**Short exercise**. Word for word, quote all of the material, omitting the pictures.

**Provided data**.

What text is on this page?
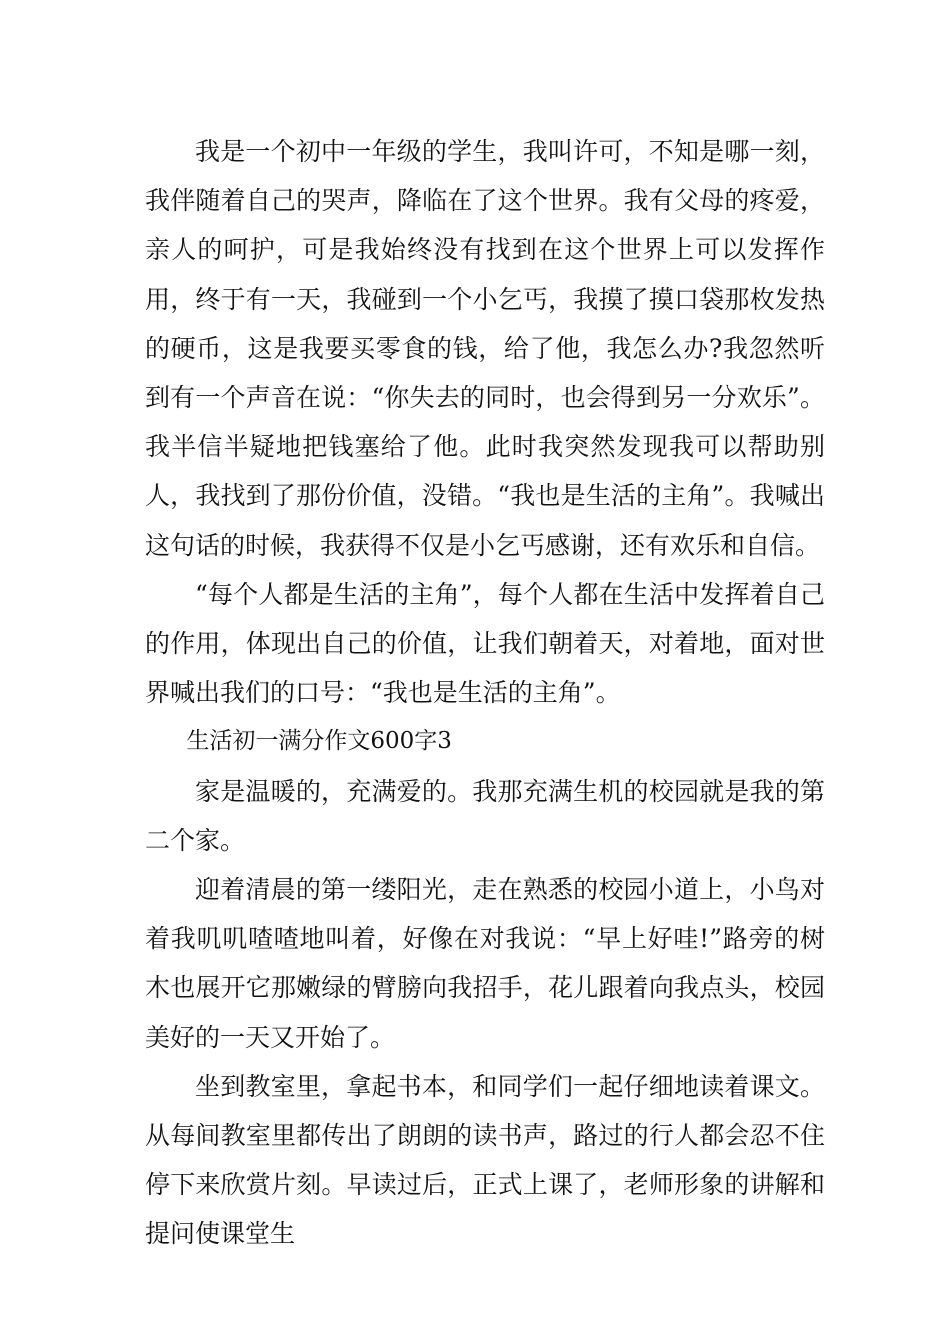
我是一个初中一年级的学生，我叫许可，不知是哪一刻，我伴随着自己的哭声，降临在了这个世界。我有父母的疼爱，亲人的呵护，可是我始终没有找到在这个世界上可以发挥作用，终于有一天，我碰到一个小乞丐，我摸了摸口袋那枚发热的硬币，这是我要买零食的钱，给了他，我怎么办?我忽然听到有一个声音在说：“你失去的同时，也会得到另一分欢乐”。我半信半疑地把钱塞给了他。此时我突然发现我可以帮助别人，我找到了那份价值，没错。“我也是生活的主角”。我喊出这句话的时候，我获得不仅是小乞丐感谢，还有欢乐和自信。

“每个人都是生活的主角”，每个人都在生活中发挥着自己的作用，体现出自己的价值，让我们朝着天，对着地，面对世界喊出我们的口号：“我也是生活的主角”。

生活初一满分作文600字3

家是温暖的，充满爱的。我那充满生机的校园就是我的第二个家。

迎着清晨的第一缕阳光，走在熟悉的校园小道上，小鸟对着我叽叽喳喳地叫着，好像在对我说：“早上好哇!”路旁的树木也展开它那嫩绿的臂膀向我招手，花儿跟着向我点头，校园美好的一天又开始了。

坐到教室里，拿起书本，和同学们一起仔细地读着课文。从每间教室里都传出了朗朗的读书声，路过的行人都会忍不住停下来欣赏片刻。早读过后，正式上课了，老师形象的讲解和提问使课堂生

**Answer to the problem**.
What text is on this page?
我是一个初中一年级的学生，我叫许可，不知是哪一刻，我伴随着自己的哭声，降临在了这个世界。我有父母的疼爱，亲人的呵护，可是我始终没有找到在这个世界上可以发挥作用，终于有一天，我碰到一个小乞丐，我摸了摸口袋那枚发热的硬币，这是我要买零食的钱，给了他，我怎么办?我忽然听到有一个声音在说：“你失去的同时，也会得到另一分欢乐”。我半信半疑地把钱塞给了他。此时我突然发现我可以帮助别人，我找到了那份价值，没错。“我也是生活的主角”。我喊出这句话的时候，我获得不仅是小乞丐感谢，还有欢乐和自信。

“每个人都是生活的主角”，每个人都在生活中发挥着自己的作用，体现出自己的价值，让我们朝着天，对着地，面对世界喊出我们的口号：“我也是生活的主角”。

生活初一满分作文600字3

家是温暖的，充满爱的。我那充满生机的校园就是我的第二个家。

迎着清晨的第一缕阳光，走在熟悉的校园小道上，小鸟对着我叽叽喳喳地叫着，好像在对我说：“早上好哇!”路旁的树木也展开它那嫩绿的臂膀向我招手，花儿跟着向我点头，校园美好的一天又开始了。

坐到教室里，拿起书本，和同学们一起仔细地读着课文。从每间教室里都传出了朗朗的读书声，路过的行人都会忍不住停下来欣赏片刻。早读过后，正式上课了，老师形象的讲解和提问使课堂生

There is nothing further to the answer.